(Do this): Every record here should be printed again exactly.

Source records
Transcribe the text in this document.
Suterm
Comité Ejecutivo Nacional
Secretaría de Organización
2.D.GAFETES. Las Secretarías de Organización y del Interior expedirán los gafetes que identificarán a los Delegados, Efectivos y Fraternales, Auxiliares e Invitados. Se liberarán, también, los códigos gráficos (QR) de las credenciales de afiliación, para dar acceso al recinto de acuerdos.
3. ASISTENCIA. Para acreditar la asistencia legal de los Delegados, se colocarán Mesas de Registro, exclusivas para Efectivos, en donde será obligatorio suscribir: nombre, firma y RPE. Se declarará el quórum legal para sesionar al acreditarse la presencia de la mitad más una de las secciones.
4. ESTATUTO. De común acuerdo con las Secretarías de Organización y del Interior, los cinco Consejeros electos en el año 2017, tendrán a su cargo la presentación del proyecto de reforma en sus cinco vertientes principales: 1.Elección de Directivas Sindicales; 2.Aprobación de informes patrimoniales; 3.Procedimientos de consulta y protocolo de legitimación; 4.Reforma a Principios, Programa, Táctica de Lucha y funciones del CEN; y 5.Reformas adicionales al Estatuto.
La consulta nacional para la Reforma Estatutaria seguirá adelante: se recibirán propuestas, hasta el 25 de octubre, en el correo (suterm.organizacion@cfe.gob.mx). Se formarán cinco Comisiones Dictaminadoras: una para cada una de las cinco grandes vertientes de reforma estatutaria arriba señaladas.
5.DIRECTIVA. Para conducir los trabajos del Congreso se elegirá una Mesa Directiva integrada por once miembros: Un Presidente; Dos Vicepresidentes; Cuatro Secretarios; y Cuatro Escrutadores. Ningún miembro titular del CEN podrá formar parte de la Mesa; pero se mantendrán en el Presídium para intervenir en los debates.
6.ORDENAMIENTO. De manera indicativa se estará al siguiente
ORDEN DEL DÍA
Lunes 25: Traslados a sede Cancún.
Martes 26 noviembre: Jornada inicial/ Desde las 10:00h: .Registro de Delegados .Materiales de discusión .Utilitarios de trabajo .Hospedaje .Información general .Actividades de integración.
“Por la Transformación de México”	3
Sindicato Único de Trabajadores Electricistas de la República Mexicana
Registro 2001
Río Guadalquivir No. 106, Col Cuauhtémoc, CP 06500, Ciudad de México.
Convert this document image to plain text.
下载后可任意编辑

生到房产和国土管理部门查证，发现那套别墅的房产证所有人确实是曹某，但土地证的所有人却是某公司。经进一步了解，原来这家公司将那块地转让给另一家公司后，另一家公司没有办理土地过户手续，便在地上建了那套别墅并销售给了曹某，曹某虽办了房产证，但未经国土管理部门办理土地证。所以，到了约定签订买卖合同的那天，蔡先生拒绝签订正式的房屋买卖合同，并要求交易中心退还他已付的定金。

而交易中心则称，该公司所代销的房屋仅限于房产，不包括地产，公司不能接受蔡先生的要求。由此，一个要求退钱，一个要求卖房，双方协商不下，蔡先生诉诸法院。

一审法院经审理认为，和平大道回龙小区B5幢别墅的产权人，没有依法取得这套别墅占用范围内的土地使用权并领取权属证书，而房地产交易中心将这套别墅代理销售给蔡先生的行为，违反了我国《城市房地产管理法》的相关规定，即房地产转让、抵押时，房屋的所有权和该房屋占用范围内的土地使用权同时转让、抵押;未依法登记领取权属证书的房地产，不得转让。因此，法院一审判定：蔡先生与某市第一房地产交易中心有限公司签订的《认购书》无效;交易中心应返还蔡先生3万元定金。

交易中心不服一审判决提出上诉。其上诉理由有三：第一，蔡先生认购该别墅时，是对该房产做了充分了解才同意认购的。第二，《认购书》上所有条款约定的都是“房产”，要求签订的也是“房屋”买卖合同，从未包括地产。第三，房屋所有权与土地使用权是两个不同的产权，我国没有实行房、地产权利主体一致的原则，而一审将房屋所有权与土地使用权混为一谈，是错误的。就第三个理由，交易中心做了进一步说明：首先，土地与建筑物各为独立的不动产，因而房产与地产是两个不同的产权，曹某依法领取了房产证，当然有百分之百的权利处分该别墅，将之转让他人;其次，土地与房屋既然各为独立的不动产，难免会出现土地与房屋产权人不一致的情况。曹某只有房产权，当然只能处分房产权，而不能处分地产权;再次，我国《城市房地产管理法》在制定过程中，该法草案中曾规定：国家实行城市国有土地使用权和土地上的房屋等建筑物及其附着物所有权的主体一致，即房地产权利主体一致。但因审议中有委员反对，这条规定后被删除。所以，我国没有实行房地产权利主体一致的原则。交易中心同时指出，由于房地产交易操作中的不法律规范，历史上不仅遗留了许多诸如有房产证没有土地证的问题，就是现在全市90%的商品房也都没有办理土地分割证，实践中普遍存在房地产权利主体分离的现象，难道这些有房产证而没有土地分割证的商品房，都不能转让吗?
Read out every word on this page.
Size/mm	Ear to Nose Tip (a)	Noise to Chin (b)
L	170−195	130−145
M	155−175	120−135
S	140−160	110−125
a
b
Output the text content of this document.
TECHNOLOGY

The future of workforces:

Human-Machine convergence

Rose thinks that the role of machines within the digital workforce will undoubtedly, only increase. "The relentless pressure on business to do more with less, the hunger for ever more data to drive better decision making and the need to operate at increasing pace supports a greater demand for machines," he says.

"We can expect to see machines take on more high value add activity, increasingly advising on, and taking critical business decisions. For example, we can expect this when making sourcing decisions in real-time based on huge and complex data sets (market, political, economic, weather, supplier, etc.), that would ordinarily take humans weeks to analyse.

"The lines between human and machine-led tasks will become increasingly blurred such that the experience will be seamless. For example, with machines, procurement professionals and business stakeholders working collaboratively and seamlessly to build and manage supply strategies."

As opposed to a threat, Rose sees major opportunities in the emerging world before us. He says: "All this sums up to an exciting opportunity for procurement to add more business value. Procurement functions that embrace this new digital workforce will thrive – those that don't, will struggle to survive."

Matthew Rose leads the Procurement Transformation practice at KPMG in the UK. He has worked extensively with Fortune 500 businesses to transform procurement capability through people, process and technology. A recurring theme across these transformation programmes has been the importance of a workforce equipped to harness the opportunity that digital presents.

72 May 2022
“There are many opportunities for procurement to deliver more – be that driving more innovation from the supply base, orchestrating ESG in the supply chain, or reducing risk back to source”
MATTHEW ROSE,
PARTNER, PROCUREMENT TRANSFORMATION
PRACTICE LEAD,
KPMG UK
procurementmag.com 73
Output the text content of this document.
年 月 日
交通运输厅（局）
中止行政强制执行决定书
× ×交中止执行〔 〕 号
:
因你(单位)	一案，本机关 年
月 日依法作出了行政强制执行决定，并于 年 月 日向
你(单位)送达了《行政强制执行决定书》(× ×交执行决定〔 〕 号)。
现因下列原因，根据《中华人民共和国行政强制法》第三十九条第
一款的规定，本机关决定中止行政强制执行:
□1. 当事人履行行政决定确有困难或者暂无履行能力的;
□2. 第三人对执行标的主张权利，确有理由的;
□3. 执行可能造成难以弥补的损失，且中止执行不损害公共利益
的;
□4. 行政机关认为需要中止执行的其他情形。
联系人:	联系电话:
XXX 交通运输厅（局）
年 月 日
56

(Complete answer):
Transcribe the text in this document.
Suterm
Comité Ejecutivo Nacional
Secretaría de Organización
2.D.GAFETES. Las Secretarías de Organización y del Interior expedirán los gafetes que identificarán a los Delegados, Efectivos y Fraternales, Auxiliares e Invitados. Se liberarán, también, los códigos gráficos (QR) de las credenciales de afiliación, para dar acceso al recinto de acuerdos.
3. ASISTENCIA. Para acreditar la asistencia legal de los Delegados, se colocarán Mesas de Registro, exclusivas para Efectivos, en donde será obligatorio suscribir: nombre, firma y RPE. Se declarará el quórum legal para sesionar al acreditarse la presencia de la mitad más una de las secciones.
4. ESTATUTO. De común acuerdo con las Secretarías de Organización y del Interior, los cinco Consejeros electos en el año 2017, tendrán a su cargo la presentación del proyecto de reforma en sus cinco vertientes principales: 1.Elección de Directivas Sindicales; 2.Aprobación de informes patrimoniales; 3.Procedimientos de consulta y protocolo de legitimación; 4.Reforma a Principios, Programa, Táctica de Lucha y funciones del CEN; y 5.Reformas adicionales al Estatuto.
La consulta nacional para la Reforma Estatutaria seguirá adelante: se recibirán propuestas, hasta el 25 de octubre, en el correo (suterm.organizacion@cfe.gob.mx). Se formarán cinco Comisiones Dictaminadoras: una para cada una de las cinco grandes vertientes de reforma estatutaria arriba señaladas.
5.DIRECTIVA. Para conducir los trabajos del Congreso se elegirá una Mesa Directiva integrada por once miembros: Un Presidente; Dos Vicepresidentes; Cuatro Secretarios; y Cuatro Escrutadores. Ningún miembro titular del CEN podrá formar parte de la Mesa; pero se mantendrán en el Presídium para intervenir en los debates.
6.ORDENAMIENTO. De manera indicativa se estará al siguiente
ORDEN DEL DÍA
Lunes 25: Traslados a sede Cancún.
Martes 26 noviembre: Jornada inicial/ Desde las 10:00h: .Registro de Delegados .Materiales de discusión .Utilitarios de trabajo .Hospedaje .Información general .Actividades de integración.
“Por la Transformación de México”	3
Sindicato Único de Trabajadores Electricistas de la República Mexicana
Registro 2001
Río Guadalquivir No. 106, Col Cuauhtémoc, CP 06500, Ciudad de México.
Convert this document image to plain text.
下载后可任意编辑

生到房产和国土管理部门查证，发现那套别墅的房产证所有人确实是曹某，但土地证的所有人却是某公司。经进一步了解，原来这家公司将那块地转让给另一家公司后，另一家公司没有办理土地过户手续，便在地上建了那套别墅并销售给了曹某，曹某虽办了房产证，但未经国土管理部门办理土地证。所以，到了约定签订买卖合同的那天，蔡先生拒绝签订正式的房屋买卖合同，并要求交易中心退还他已付的定金。

而交易中心则称，该公司所代销的房屋仅限于房产，不包括地产，公司不能接受蔡先生的要求。由此，一个要求退钱，一个要求卖房，双方协商不下，蔡先生诉诸法院。

一审法院经审理认为，和平大道回龙小区B5幢别墅的产权人，没有依法取得这套别墅占用范围内的土地使用权并领取权属证书，而房地产交易中心将这套别墅代理销售给蔡先生的行为，违反了我国《城市房地产管理法》的相关规定，即房地产转让、抵押时，房屋的所有权和该房屋占用范围内的土地使用权同时转让、抵押;未依法登记领取权属证书的房地产，不得转让。因此，法院一审判定：蔡先生与某市第一房地产交易中心有限公司签订的《认购书》无效;交易中心应返还蔡先生3万元定金。

交易中心不服一审判决提出上诉。其上诉理由有三：第一，蔡先生认购该别墅时，是对该房产做了充分了解才同意认购的。第二，《认购书》上所有条款约定的都是“房产”，要求签订的也是“房屋”买卖合同，从未包括地产。第三，房屋所有权与土地使用权是两个不同的产权，我国没有实行房、地产权利主体一致的原则，而一审将房屋所有权与土地使用权混为一谈，是错误的。就第三个理由，交易中心做了进一步说明：首先，土地与建筑物各为独立的不动产，因而房产与地产是两个不同的产权，曹某依法领取了房产证，当然有百分之百的权利处分该别墅，将之转让他人;其次，土地与房屋既然各为独立的不动产，难免会出现土地与房屋产权人不一致的情况。曹某只有房产权，当然只能处分房产权，而不能处分地产权;再次，我国《城市房地产管理法》在制定过程中，该法草案中曾规定：国家实行城市国有土地使用权和土地上的房屋等建筑物及其附着物所有权的主体一致，即房地产权利主体一致。但因审议中有委员反对，这条规定后被删除。所以，我国没有实行房地产权利主体一致的原则。交易中心同时指出，由于房地产交易操作中的不法律规范，历史上不仅遗留了许多诸如有房产证没有土地证的问题，就是现在全市90%的商品房也都没有办理土地分割证，实践中普遍存在房地产权利主体分离的现象，难道这些有房产证而没有土地分割证的商品房，都不能转让吗?
Read out every word on this page.
Size/mm	Ear to Nose Tip (a)	Noise to Chin (b)
L	170−195	130−145
M	155−175	120−135
S	140−160	110−125
a
b
Output the text content of this document.
TECHNOLOGY

The future of workforces:

Human-Machine convergence

Rose thinks that the role of machines within the digital workforce will undoubtedly, only increase. "The relentless pressure on business to do more with less, the hunger for ever more data to drive better decision making and the need to operate at increasing pace supports a greater demand for machines," he says.

"We can expect to see machines take on more high value add activity, increasingly advising on, and taking critical business decisions. For example, we can expect this when making sourcing decisions in real-time based on huge and complex data sets (market, political, economic, weather, supplier, etc.), that would ordinarily take humans weeks to analyse.

"The lines between human and machine-led tasks will become increasingly blurred such that the experience will be seamless. For example, with machines, procurement professionals and business stakeholders working collaboratively and seamlessly to build and manage supply strategies."

As opposed to a threat, Rose sees major opportunities in the emerging world before us. He says: "All this sums up to an exciting opportunity for procurement to add more business value. Procurement functions that embrace this new digital workforce will thrive – those that don't, will struggle to survive."

Matthew Rose leads the Procurement Transformation practice at KPMG in the UK. He has worked extensively with Fortune 500 businesses to transform procurement capability through people, process and technology. A recurring theme across these transformation programmes has been the importance of a workforce equipped to harness the opportunity that digital presents.

72 May 2022
“There are many opportunities for procurement to deliver more – be that driving more innovation from the supply base, orchestrating ESG in the supply chain, or reducing risk back to source”
MATTHEW ROSE,
PARTNER, PROCUREMENT TRANSFORMATION
PRACTICE LEAD,
KPMG UK
procurementmag.com 73
Output the text content of this document.
年 月 日
交通运输厅（局）
中止行政强制执行决定书
× ×交中止执行〔 〕 号
:
因你(单位)	一案，本机关 年
月 日依法作出了行政强制执行决定，并于 年 月 日向
你(单位)送达了《行政强制执行决定书》(× ×交执行决定〔 〕 号)。
现因下列原因，根据《中华人民共和国行政强制法》第三十九条第
一款的规定，本机关决定中止行政强制执行:
□1. 当事人履行行政决定确有困难或者暂无履行能力的;
□2. 第三人对执行标的主张权利，确有理由的;
□3. 执行可能造成难以弥补的损失，且中止执行不损害公共利益
的;
□4. 行政机关认为需要中止执行的其他情形。
联系人:	联系电话:
XXX 交通运输厅（局）
年 月 日
56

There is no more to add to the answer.